"""

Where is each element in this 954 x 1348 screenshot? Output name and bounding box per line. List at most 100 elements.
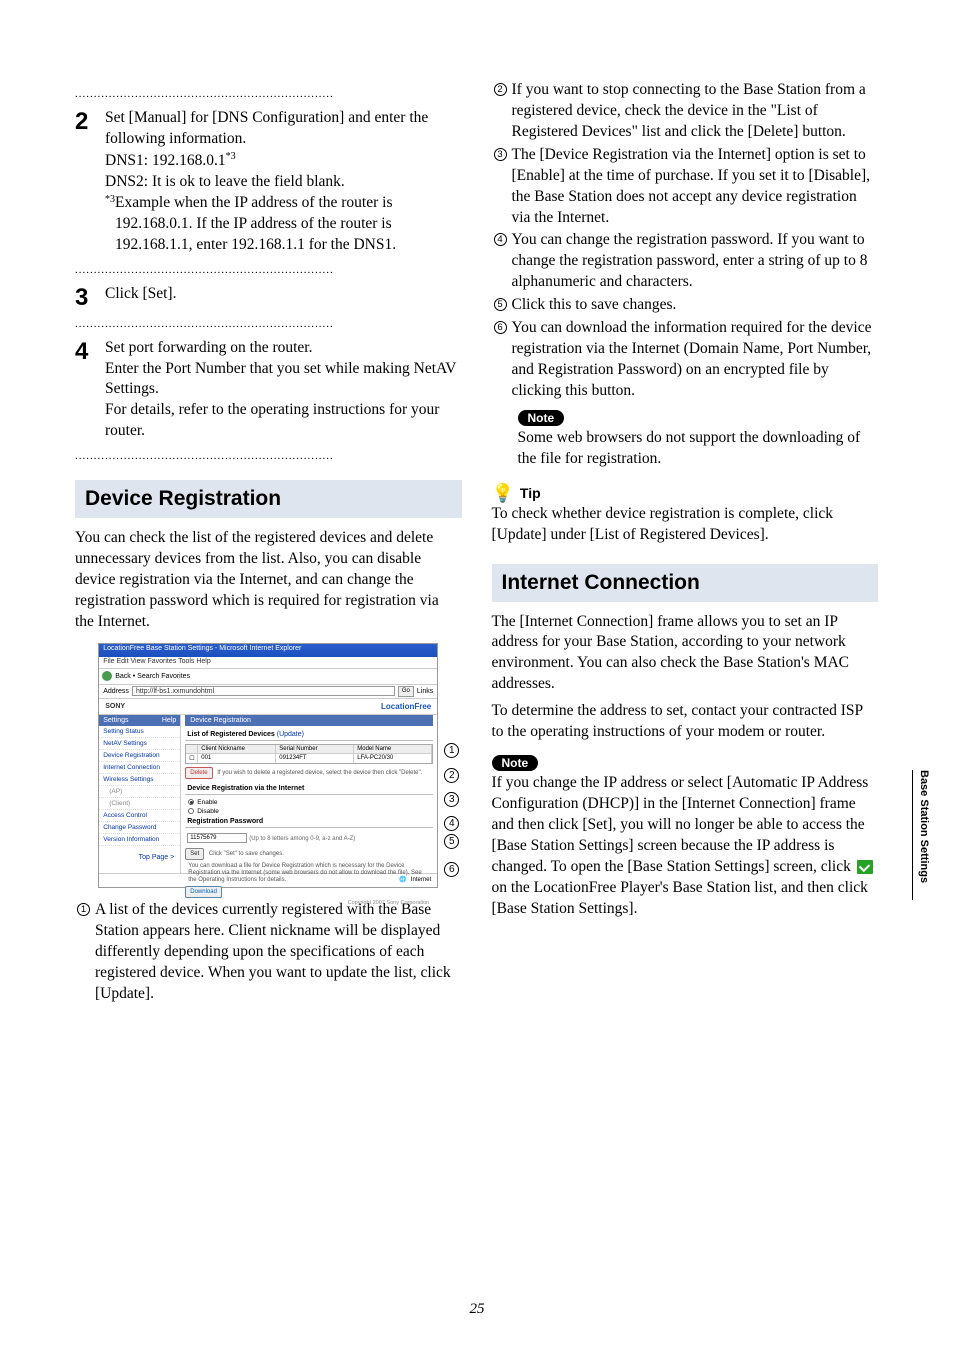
circled-3-icon: 3: [492, 145, 509, 161]
th-check: [186, 745, 198, 753]
ss-addressbar: Address http://lf-bs1.xxmundohtml Go Lin…: [99, 685, 437, 699]
go-button[interactable]: Go: [398, 686, 414, 697]
browser-screenshot: LocationFree Base Station Settings - Mic…: [98, 643, 438, 888]
step-body: Click [Set].: [105, 284, 462, 305]
sidebar-item-netav[interactable]: NetAV Settings: [99, 738, 180, 750]
sidebar-item-setting-status[interactable]: Setting Status: [99, 726, 180, 738]
circled-5-icon: 5: [492, 295, 509, 311]
enum-1-text: A list of the devices currently register…: [92, 900, 462, 1005]
list-label: List of Registered Devices (Update): [185, 729, 433, 741]
sidebar-item-device-reg[interactable]: Device Registration: [99, 750, 180, 762]
ss-sb-head-r[interactable]: Help: [162, 717, 176, 724]
intro-paragraph: You can check the list of the registered…: [75, 528, 462, 633]
ss-toolbar: Back • Search Favorites: [99, 669, 437, 685]
enum-3-text: The [Device Registration via the Interne…: [509, 145, 879, 229]
tip-text: To check whether device registration is …: [492, 504, 879, 546]
radio-enable[interactable]: [188, 799, 194, 805]
callout-1: 1: [444, 743, 459, 758]
callout-6: 6: [444, 862, 459, 877]
links-label: Links: [417, 688, 433, 695]
via-internet-heading: Device Registration via the Internet: [185, 783, 433, 795]
ss-titlebar: LocationFree Base Station Settings - Mic…: [99, 644, 437, 657]
ss-content: Device Registration List of Registered D…: [181, 715, 437, 873]
sidebar-item-ap[interactable]: (AP): [99, 786, 180, 798]
right-column: 2 If you want to stop connecting to the …: [492, 80, 905, 1006]
step4-line1: Set port forwarding on the router.: [105, 339, 312, 356]
circled-1-icon: 1: [75, 900, 92, 916]
enum-4: 4 You can change the registration passwo…: [492, 230, 879, 293]
sidebar-item-client[interactable]: (Client): [99, 798, 180, 810]
tip-row: 💡 Tip: [492, 484, 879, 502]
sidebar-item-access[interactable]: Access Control: [99, 810, 180, 822]
radio-disable-row[interactable]: Disable: [185, 807, 433, 816]
ss-menubar: File Edit View Favorites Tools Help: [99, 657, 437, 669]
device-checkbox[interactable]: ☐: [186, 753, 198, 763]
note2-part-a: If you change the IP address or select […: [492, 774, 869, 875]
step-body: Set port forwarding on the router. Enter…: [105, 338, 462, 443]
address-input[interactable]: http://lf-bs1.xxmundohtml: [132, 686, 395, 696]
step-number: 4: [75, 338, 105, 364]
download-text: You can download a file for Device Regis…: [188, 863, 430, 885]
separator-dots: ........................................…: [75, 318, 462, 330]
sidebar-item-internet[interactable]: Internet Connection: [99, 762, 180, 774]
sidebar-top-page[interactable]: Top Page >: [99, 846, 180, 863]
step4-line2: Enter the Port Number that you set while…: [105, 360, 456, 398]
sidebar-item-wireless[interactable]: Wireless Settings: [99, 774, 180, 786]
th-model: Model Name: [354, 745, 432, 753]
enum-4-text: You can change the registration password…: [509, 230, 879, 293]
ic-para-1: The [Internet Connection] frame allows y…: [492, 612, 879, 696]
copyright: Copyright 2007 Sony Corporation: [185, 900, 429, 906]
enum-2-text: If you want to stop connecting to the Ba…: [509, 80, 879, 143]
page-number: 25: [0, 1301, 954, 1318]
delete-hint: If you wish to delete a registered devic…: [216, 770, 423, 776]
step2-dns1: DNS1: 192.168.0.1: [105, 152, 226, 169]
sidebar-item-version[interactable]: Version Information: [99, 834, 180, 846]
globe-icon: 🌐: [399, 876, 406, 883]
step-number: 3: [75, 284, 105, 310]
step2-dns2: DNS2: It is ok to leave the field blank.: [105, 173, 345, 190]
enum-6: 6 You can download the information requi…: [492, 318, 879, 402]
radio-disable[interactable]: [188, 808, 194, 814]
ss-sidebar: Settings Help Setting Status NetAV Setti…: [99, 715, 181, 873]
td-nickname: 001: [198, 753, 276, 763]
radio-enable-row[interactable]: Enable: [185, 798, 433, 807]
enum-5-text: Click this to save changes.: [509, 295, 879, 316]
note2-part-b: on the LocationFree Player's Base Statio…: [492, 879, 868, 917]
circled-2-icon: 2: [492, 80, 509, 96]
step-number: 2: [75, 108, 105, 134]
sidebar-item-password[interactable]: Change Password: [99, 822, 180, 834]
delete-button[interactable]: Delete: [185, 767, 212, 779]
heading-internet-connection: Internet Connection: [492, 564, 879, 602]
step2-line1: Set [Manual] for [DNS Configuration] and…: [105, 109, 428, 147]
callout-5: 5: [444, 834, 459, 849]
th-nickname: Client Nickname: [198, 745, 276, 753]
enum-6-text: You can download the information require…: [509, 318, 879, 402]
password-input[interactable]: 11575679: [187, 833, 247, 843]
th-serial: Serial Number: [276, 745, 354, 753]
footnote-text: Example when the IP address of the route…: [115, 193, 462, 256]
back-icon[interactable]: [102, 671, 112, 681]
lightbulb-icon: 💡: [492, 484, 514, 502]
footnote-marker: *3: [105, 193, 115, 256]
step-2: 2 Set [Manual] for [DNS Configuration] a…: [75, 108, 462, 256]
device-table: Client Nickname Serial Number Model Name…: [185, 744, 433, 764]
address-label: Address: [103, 688, 129, 695]
td-serial: 091234FT: [276, 753, 354, 763]
ss-toolbar-text: Back • Search Favorites: [115, 673, 190, 680]
side-tab-label: Base Station Settings: [912, 770, 930, 900]
enum-3: 3 The [Device Registration via the Inter…: [492, 145, 879, 229]
td-model: LFA-PC20/30: [354, 753, 432, 763]
status-internet: Internet: [411, 877, 431, 883]
update-link[interactable]: (Update): [277, 731, 304, 738]
tip-label: Tip: [520, 485, 541, 501]
set-button[interactable]: Set: [185, 848, 204, 860]
pw-hint: (Up to 8 letters among 0-9, a-z and A-Z): [249, 836, 355, 842]
brand-sony: SONY: [105, 703, 125, 710]
enum-2: 2 If you want to stop connecting to the …: [492, 80, 879, 143]
ic-para-2: To determine the address to set, contact…: [492, 701, 879, 743]
settings-inline-icon: [857, 860, 873, 874]
ss-main-area: Settings Help Setting Status NetAV Setti…: [99, 715, 437, 873]
download-button[interactable]: Download: [185, 886, 222, 898]
callout-2: 2: [444, 768, 459, 783]
note-1-text: Some web browsers do not support the dow…: [518, 428, 879, 470]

"""

| Stated exercise |
Reproduce all of the lines of the material above verbatim, omitting the picture from your answer.

| Exercise result |
Where is each element in this 954 x 1348 screenshot? Output name and bounding box per line. List at most 100 elements.
circled-3-icon: 3: [492, 145, 509, 161]
th-check: [186, 745, 198, 753]
ss-addressbar: Address http://lf-bs1.xxmundohtml Go Lin…: [99, 685, 437, 699]
go-button[interactable]: Go: [398, 686, 414, 697]
browser-screenshot: LocationFree Base Station Settings - Mic…: [98, 643, 438, 888]
step-body: Click [Set].: [105, 284, 462, 305]
sidebar-item-netav[interactable]: NetAV Settings: [99, 738, 180, 750]
sidebar-item-setting-status[interactable]: Setting Status: [99, 726, 180, 738]
circled-5-icon: 5: [492, 295, 509, 311]
enum-1-text: A list of the devices currently register…: [92, 900, 462, 1005]
list-label: List of Registered Devices (Update): [185, 729, 433, 741]
sidebar-item-device-reg[interactable]: Device Registration: [99, 750, 180, 762]
ss-sb-head-r[interactable]: Help: [162, 717, 176, 724]
intro-paragraph: You can check the list of the registered…: [75, 528, 462, 633]
ss-toolbar: Back • Search Favorites: [99, 669, 437, 685]
enum-3-text: The [Device Registration via the Interne…: [509, 145, 879, 229]
tip-text: To check whether device registration is …: [492, 504, 879, 546]
radio-enable[interactable]: [188, 799, 194, 805]
callout-1: 1: [444, 743, 459, 758]
callout-6: 6: [444, 862, 459, 877]
links-label: Links: [417, 688, 433, 695]
via-internet-heading: Device Registration via the Internet: [185, 783, 433, 795]
ss-titlebar: LocationFree Base Station Settings - Mic…: [99, 644, 437, 657]
ss-content: Device Registration List of Registered D…: [181, 715, 437, 873]
sidebar-item-ap[interactable]: (AP): [99, 786, 180, 798]
right-column: 2 If you want to stop connecting to the …: [492, 80, 905, 1006]
step4-line1: Set port forwarding on the router.: [105, 339, 312, 356]
circled-1-icon: 1: [75, 900, 92, 916]
enum-4: 4 You can change the registration passwo…: [492, 230, 879, 293]
sidebar-item-client[interactable]: (Client): [99, 798, 180, 810]
tip-row: 💡 Tip: [492, 484, 879, 502]
sidebar-item-access[interactable]: Access Control: [99, 810, 180, 822]
radio-disable-row[interactable]: Disable: [185, 807, 433, 816]
ss-menubar: File Edit View Favorites Tools Help: [99, 657, 437, 669]
device-checkbox[interactable]: ☐: [186, 753, 198, 763]
note2-part-a: If you change the IP address or select […: [492, 774, 869, 875]
step-body: Set port forwarding on the router. Enter…: [105, 338, 462, 443]
address-input[interactable]: http://lf-bs1.xxmundohtml: [132, 686, 395, 696]
step-number: 4: [75, 338, 105, 364]
download-text: You can download a file for Device Regis…: [188, 863, 430, 885]
separator-dots: ........................................…: [75, 318, 462, 330]
sidebar-item-internet[interactable]: Internet Connection: [99, 762, 180, 774]
sidebar-top-page[interactable]: Top Page >: [99, 846, 180, 863]
step4-line2: Enter the Port Number that you set while…: [105, 360, 456, 398]
sidebar-item-wireless[interactable]: Wireless Settings: [99, 774, 180, 786]
th-model: Model Name: [354, 745, 432, 753]
enum-4-text: You can change the registration password…: [509, 230, 879, 293]
ic-para-1: The [Internet Connection] frame allows y…: [492, 612, 879, 696]
copyright: Copyright 2007 Sony Corporation: [185, 900, 429, 906]
enum-2-text: If you want to stop connecting to the Ba…: [509, 80, 879, 143]
page-number: 25: [0, 1301, 954, 1318]
delete-hint: If you wish to delete a registered devic…: [216, 770, 423, 776]
step2-dns1: DNS1: 192.168.0.1: [105, 152, 226, 169]
sidebar-item-version[interactable]: Version Information: [99, 834, 180, 846]
globe-icon: 🌐: [399, 876, 406, 883]
step-number: 3: [75, 284, 105, 310]
step2-dns2: DNS2: It is ok to leave the field blank.: [105, 173, 345, 190]
enum-6: 6 You can download the information requi…: [492, 318, 879, 402]
radio-disable[interactable]: [188, 808, 194, 814]
ss-sidebar: Settings Help Setting Status NetAV Setti…: [99, 715, 181, 873]
td-nickname: 001: [198, 753, 276, 763]
radio-enable-row[interactable]: Enable: [185, 798, 433, 807]
enum-5-text: Click this to save changes.: [509, 295, 879, 316]
note2-part-b: on the LocationFree Player's Base Statio…: [492, 879, 868, 917]
circled-2-icon: 2: [492, 80, 509, 96]
step-number: 2: [75, 108, 105, 134]
sidebar-item-password[interactable]: Change Password: [99, 822, 180, 834]
delete-button[interactable]: Delete: [185, 767, 212, 779]
heading-internet-connection: Internet Connection: [492, 564, 879, 602]
step2-line1: Set [Manual] for [DNS Configuration] and…: [105, 109, 428, 147]
callout-5: 5: [444, 834, 459, 849]
th-nickname: Client Nickname: [198, 745, 276, 753]
enum-6-text: You can download the information require…: [509, 318, 879, 402]
password-input[interactable]: 11575679: [187, 833, 247, 843]
th-serial: Serial Number: [276, 745, 354, 753]
footnote-text: Example when the IP address of the route…: [115, 193, 462, 256]
back-icon[interactable]: [102, 671, 112, 681]
lightbulb-icon: 💡: [492, 484, 514, 502]
footnote-marker: *3: [105, 193, 115, 256]
step-2: 2 Set [Manual] for [DNS Configuration] a…: [75, 108, 462, 256]
device-table: Client Nickname Serial Number Model Name…: [185, 744, 433, 764]
address-label: Address: [103, 688, 129, 695]
td-serial: 091234FT: [276, 753, 354, 763]
ss-toolbar-text: Back • Search Favorites: [115, 673, 190, 680]
side-tab-label: Base Station Settings: [912, 770, 930, 900]
enum-3: 3 The [Device Registration via the Inter…: [492, 145, 879, 229]
td-model: LFA-PC20/30: [354, 753, 432, 763]
status-internet: Internet: [411, 877, 431, 883]
update-link[interactable]: (Update): [277, 731, 304, 738]
tip-label: Tip: [520, 485, 541, 501]
set-button[interactable]: Set: [185, 848, 204, 860]
pw-hint: (Up to 8 letters among 0-9, a-z and A-Z): [249, 836, 355, 842]
brand-sony: SONY: [105, 703, 125, 710]
enum-2: 2 If you want to stop connecting to the …: [492, 80, 879, 143]
ic-para-2: To determine the address to set, contact…: [492, 701, 879, 743]
settings-inline-icon: [857, 860, 873, 874]
ss-main-area: Settings Help Setting Status NetAV Setti…: [99, 715, 437, 873]
download-button[interactable]: Download: [185, 886, 222, 898]
callout-2: 2: [444, 768, 459, 783]
note-1-text: Some web browsers do not support the dow…: [518, 428, 879, 470]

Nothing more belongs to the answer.